Return the listing below word for word.

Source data
══════════════════════════════
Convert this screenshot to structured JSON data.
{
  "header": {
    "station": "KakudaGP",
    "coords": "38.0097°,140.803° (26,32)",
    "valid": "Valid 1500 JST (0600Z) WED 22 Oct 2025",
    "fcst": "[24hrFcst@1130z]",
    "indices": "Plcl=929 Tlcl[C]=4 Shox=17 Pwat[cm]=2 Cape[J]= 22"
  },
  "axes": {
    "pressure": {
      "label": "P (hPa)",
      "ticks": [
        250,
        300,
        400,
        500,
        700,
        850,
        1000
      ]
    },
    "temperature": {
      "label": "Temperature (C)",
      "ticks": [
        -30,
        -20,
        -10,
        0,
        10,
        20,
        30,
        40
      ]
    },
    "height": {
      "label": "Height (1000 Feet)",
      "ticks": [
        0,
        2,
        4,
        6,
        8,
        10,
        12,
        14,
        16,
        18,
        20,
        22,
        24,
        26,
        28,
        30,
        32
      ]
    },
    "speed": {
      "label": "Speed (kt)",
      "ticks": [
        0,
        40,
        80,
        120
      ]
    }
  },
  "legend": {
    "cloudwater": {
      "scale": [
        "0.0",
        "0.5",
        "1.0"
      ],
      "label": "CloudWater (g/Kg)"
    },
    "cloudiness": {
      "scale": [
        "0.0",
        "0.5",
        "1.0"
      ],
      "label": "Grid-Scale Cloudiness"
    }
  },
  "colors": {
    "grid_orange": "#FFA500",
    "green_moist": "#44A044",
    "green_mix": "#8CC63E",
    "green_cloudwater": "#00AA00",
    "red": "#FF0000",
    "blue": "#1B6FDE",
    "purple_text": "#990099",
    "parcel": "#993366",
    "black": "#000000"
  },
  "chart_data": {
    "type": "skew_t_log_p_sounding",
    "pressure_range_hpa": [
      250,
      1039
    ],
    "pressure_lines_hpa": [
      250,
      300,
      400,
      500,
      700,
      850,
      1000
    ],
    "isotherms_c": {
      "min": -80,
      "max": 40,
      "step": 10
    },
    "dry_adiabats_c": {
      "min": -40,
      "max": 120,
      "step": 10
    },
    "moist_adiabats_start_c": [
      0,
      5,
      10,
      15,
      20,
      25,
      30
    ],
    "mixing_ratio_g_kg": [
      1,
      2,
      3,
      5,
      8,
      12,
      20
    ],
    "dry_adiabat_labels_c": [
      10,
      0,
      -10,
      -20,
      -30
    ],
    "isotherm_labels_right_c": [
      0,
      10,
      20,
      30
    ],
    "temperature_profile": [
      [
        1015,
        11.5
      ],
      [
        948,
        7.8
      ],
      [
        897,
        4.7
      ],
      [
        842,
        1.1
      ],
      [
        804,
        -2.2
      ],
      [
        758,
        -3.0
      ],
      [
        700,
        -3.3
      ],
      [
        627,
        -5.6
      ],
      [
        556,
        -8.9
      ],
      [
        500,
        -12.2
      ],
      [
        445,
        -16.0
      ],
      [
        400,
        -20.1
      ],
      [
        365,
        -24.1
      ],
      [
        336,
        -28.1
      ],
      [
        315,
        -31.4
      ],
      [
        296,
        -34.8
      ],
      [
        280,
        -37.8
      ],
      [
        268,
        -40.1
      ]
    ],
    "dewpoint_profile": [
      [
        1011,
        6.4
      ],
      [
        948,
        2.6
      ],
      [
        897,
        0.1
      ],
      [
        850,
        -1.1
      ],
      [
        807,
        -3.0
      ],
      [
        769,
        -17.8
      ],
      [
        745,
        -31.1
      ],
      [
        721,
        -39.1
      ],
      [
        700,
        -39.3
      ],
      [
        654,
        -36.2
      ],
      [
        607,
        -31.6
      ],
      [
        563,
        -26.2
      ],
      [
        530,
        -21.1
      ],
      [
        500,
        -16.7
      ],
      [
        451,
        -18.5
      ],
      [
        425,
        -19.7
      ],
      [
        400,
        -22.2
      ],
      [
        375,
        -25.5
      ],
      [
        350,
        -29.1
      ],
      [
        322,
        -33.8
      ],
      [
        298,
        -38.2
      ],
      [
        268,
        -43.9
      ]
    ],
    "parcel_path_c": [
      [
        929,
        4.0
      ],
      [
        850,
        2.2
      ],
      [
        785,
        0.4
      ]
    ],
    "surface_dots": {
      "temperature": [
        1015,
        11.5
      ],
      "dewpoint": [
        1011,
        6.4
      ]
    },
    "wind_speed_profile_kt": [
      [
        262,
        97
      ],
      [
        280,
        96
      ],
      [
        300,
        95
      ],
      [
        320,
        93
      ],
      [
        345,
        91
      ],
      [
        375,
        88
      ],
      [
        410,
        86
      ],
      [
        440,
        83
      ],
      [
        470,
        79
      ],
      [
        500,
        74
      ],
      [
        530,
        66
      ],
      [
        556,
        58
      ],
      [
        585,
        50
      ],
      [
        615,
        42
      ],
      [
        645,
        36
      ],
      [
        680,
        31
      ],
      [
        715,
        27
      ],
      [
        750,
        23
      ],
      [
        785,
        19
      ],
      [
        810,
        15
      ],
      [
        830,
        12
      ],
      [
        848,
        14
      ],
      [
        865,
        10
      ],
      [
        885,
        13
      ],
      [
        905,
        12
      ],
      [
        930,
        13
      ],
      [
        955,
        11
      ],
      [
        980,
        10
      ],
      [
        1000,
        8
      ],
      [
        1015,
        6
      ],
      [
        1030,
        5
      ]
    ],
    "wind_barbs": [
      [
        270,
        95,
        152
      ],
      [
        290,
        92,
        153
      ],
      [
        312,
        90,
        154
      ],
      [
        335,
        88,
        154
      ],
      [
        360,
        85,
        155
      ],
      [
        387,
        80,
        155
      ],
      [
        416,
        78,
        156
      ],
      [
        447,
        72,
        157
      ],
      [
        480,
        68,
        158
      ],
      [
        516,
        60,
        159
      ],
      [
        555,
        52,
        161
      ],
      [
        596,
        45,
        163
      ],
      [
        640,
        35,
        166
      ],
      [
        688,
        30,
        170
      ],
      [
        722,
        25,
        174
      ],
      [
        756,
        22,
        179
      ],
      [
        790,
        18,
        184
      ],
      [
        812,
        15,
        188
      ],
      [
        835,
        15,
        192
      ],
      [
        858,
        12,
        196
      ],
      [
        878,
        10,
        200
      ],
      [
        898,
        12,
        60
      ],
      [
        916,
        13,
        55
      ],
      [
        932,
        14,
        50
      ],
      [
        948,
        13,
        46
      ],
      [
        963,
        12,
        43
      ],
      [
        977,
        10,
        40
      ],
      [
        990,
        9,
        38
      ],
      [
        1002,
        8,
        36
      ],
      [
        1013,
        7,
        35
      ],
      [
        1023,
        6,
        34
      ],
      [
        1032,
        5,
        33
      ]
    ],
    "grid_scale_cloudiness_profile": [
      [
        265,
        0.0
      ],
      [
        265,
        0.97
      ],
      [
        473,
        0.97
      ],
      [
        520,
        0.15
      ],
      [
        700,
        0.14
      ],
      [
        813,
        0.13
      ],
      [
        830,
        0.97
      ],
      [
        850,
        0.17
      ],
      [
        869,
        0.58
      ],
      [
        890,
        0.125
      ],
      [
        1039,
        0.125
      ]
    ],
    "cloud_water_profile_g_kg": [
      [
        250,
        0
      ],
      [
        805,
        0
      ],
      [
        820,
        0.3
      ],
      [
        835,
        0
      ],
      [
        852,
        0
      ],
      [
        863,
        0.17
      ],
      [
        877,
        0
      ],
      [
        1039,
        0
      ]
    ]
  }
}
══════════════════════════════
SOLVED PROBLEM:
Convert this screenshot to structured JSON data.
{
  "header": {
    "station": "KakudaGP",
    "coords": "38.0097°,140.803° (26,32)",
    "valid": "Valid 1500 JST (0600Z) WED 22 Oct 2025",
    "fcst": "[24hrFcst@1130z]",
    "indices": "Plcl=929 Tlcl[C]=4 Shox=17 Pwat[cm]=2 Cape[J]= 22"
  },
  "axes": {
    "pressure": {
      "label": "P (hPa)",
      "ticks": [
        250,
        300,
        400,
        500,
        700,
        850,
        1000
      ]
    },
    "temperature": {
      "label": "Temperature (C)",
      "ticks": [
        -30,
        -20,
        -10,
        0,
        10,
        20,
        30,
        40
      ]
    },
    "height": {
      "label": "Height (1000 Feet)",
      "ticks": [
        0,
        2,
        4,
        6,
        8,
        10,
        12,
        14,
        16,
        18,
        20,
        22,
        24,
        26,
        28,
        30,
        32
      ]
    },
    "speed": {
      "label": "Speed (kt)",
      "ticks": [
        0,
        40,
        80,
        120
      ]
    }
  },
  "legend": {
    "cloudwater": {
      "scale": [
        "0.0",
        "0.5",
        "1.0"
      ],
      "label": "CloudWater (g/Kg)"
    },
    "cloudiness": {
      "scale": [
        "0.0",
        "0.5",
        "1.0"
      ],
      "label": "Grid-Scale Cloudiness"
    }
  },
  "colors": {
    "grid_orange": "#FFA500",
    "green_moist": "#44A044",
    "green_mix": "#8CC63E",
    "green_cloudwater": "#00AA00",
    "red": "#FF0000",
    "blue": "#1B6FDE",
    "purple_text": "#990099",
    "parcel": "#993366",
    "black": "#000000"
  },
  "chart_data": {
    "type": "skew_t_log_p_sounding",
    "pressure_range_hpa": [
      250,
      1039
    ],
    "pressure_lines_hpa": [
      250,
      300,
      400,
      500,
      700,
      850,
      1000
    ],
    "isotherms_c": {
      "min": -80,
      "max": 40,
      "step": 10
    },
    "dry_adiabats_c": {
      "min": -40,
      "max": 120,
      "step": 10
    },
    "moist_adiabats_start_c": [
      0,
      5,
      10,
      15,
      20,
      25,
      30
    ],
    "mixing_ratio_g_kg": [
      1,
      2,
      3,
      5,
      8,
      12,
      20
    ],
    "dry_adiabat_labels_c": [
      10,
      0,
      -10,
      -20,
      -30
    ],
    "isotherm_labels_right_c": [
      0,
      10,
      20,
      30
    ],
    "temperature_profile": [
      [
        1015,
        11.5
      ],
      [
        948,
        7.8
      ],
      [
        897,
        4.7
      ],
      [
        842,
        1.1
      ],
      [
        804,
        -2.2
      ],
      [
        758,
        -3.0
      ],
      [
        700,
        -3.3
      ],
      [
        627,
        -5.6
      ],
      [
        556,
        -8.9
      ],
      [
        500,
        -12.2
      ],
      [
        445,
        -16.0
      ],
      [
        400,
        -20.1
      ],
      [
        365,
        -24.1
      ],
      [
        336,
        -28.1
      ],
      [
        315,
        -31.4
      ],
      [
        296,
        -34.8
      ],
      [
        280,
        -37.8
      ],
      [
        268,
        -40.1
      ]
    ],
    "dewpoint_profile": [
      [
        1011,
        6.4
      ],
      [
        948,
        2.6
      ],
      [
        897,
        0.1
      ],
      [
        850,
        -1.1
      ],
      [
        807,
        -3.0
      ],
      [
        769,
        -17.8
      ],
      [
        745,
        -31.1
      ],
      [
        721,
        -39.1
      ],
      [
        700,
        -39.3
      ],
      [
        654,
        -36.2
      ],
      [
        607,
        -31.6
      ],
      [
        563,
        -26.2
      ],
      [
        530,
        -21.1
      ],
      [
        500,
        -16.7
      ],
      [
        451,
        -18.5
      ],
      [
        425,
        -19.7
      ],
      [
        400,
        -22.2
      ],
      [
        375,
        -25.5
      ],
      [
        350,
        -29.1
      ],
      [
        322,
        -33.8
      ],
      [
        298,
        -38.2
      ],
      [
        268,
        -43.9
      ]
    ],
    "parcel_path_c": [
      [
        929,
        4.0
      ],
      [
        850,
        2.2
      ],
      [
        785,
        0.4
      ]
    ],
    "surface_dots": {
      "temperature": [
        1015,
        11.5
      ],
      "dewpoint": [
        1011,
        6.4
      ]
    },
    "wind_speed_profile_kt": [
      [
        262,
        97
      ],
      [
        280,
        96
      ],
      [
        300,
        95
      ],
      [
        320,
        93
      ],
      [
        345,
        91
      ],
      [
        375,
        88
      ],
      [
        410,
        86
      ],
      [
        440,
        83
      ],
      [
        470,
        79
      ],
      [
        500,
        74
      ],
      [
        530,
        66
      ],
      [
        556,
        58
      ],
      [
        585,
        50
      ],
      [
        615,
        42
      ],
      [
        645,
        36
      ],
      [
        680,
        31
      ],
      [
        715,
        27
      ],
      [
        750,
        23
      ],
      [
        785,
        19
      ],
      [
        810,
        15
      ],
      [
        830,
        12
      ],
      [
        848,
        14
      ],
      [
        865,
        10
      ],
      [
        885,
        13
      ],
      [
        905,
        12
      ],
      [
        930,
        13
      ],
      [
        955,
        11
      ],
      [
        980,
        10
      ],
      [
        1000,
        8
      ],
      [
        1015,
        6
      ],
      [
        1030,
        5
      ]
    ],
    "wind_barbs": [
      [
        270,
        95,
        152
      ],
      [
        290,
        92,
        153
      ],
      [
        312,
        90,
        154
      ],
      [
        335,
        88,
        154
      ],
      [
        360,
        85,
        155
      ],
      [
        387,
        80,
        155
      ],
      [
        416,
        78,
        156
      ],
      [
        447,
        72,
        157
      ],
      [
        480,
        68,
        158
      ],
      [
        516,
        60,
        159
      ],
      [
        555,
        52,
        161
      ],
      [
        596,
        45,
        163
      ],
      [
        640,
        35,
        166
      ],
      [
        688,
        30,
        170
      ],
      [
        722,
        25,
        174
      ],
      [
        756,
        22,
        179
      ],
      [
        790,
        18,
        184
      ],
      [
        812,
        15,
        188
      ],
      [
        835,
        15,
        192
      ],
      [
        858,
        12,
        196
      ],
      [
        878,
        10,
        200
      ],
      [
        898,
        12,
        60
      ],
      [
        916,
        13,
        55
      ],
      [
        932,
        14,
        50
      ],
      [
        948,
        13,
        46
      ],
      [
        963,
        12,
        43
      ],
      [
        977,
        10,
        40
      ],
      [
        990,
        9,
        38
      ],
      [
        1002,
        8,
        36
      ],
      [
        1013,
        7,
        35
      ],
      [
        1023,
        6,
        34
      ],
      [
        1032,
        5,
        33
      ]
    ],
    "grid_scale_cloudiness_profile": [
      [
        265,
        0.0
      ],
      [
        265,
        0.97
      ],
      [
        473,
        0.97
      ],
      [
        520,
        0.15
      ],
      [
        700,
        0.14
      ],
      [
        813,
        0.13
      ],
      [
        830,
        0.97
      ],
      [
        850,
        0.17
      ],
      [
        869,
        0.58
      ],
      [
        890,
        0.125
      ],
      [
        1039,
        0.125
      ]
    ],
    "cloud_water_profile_g_kg": [
      [
        250,
        0
      ],
      [
        805,
        0
      ],
      [
        820,
        0.3
      ],
      [
        835,
        0
      ],
      [
        852,
        0
      ],
      [
        863,
        0.17
      ],
      [
        877,
        0
      ],
      [
        1039,
        0
      ]
    ]
  }
}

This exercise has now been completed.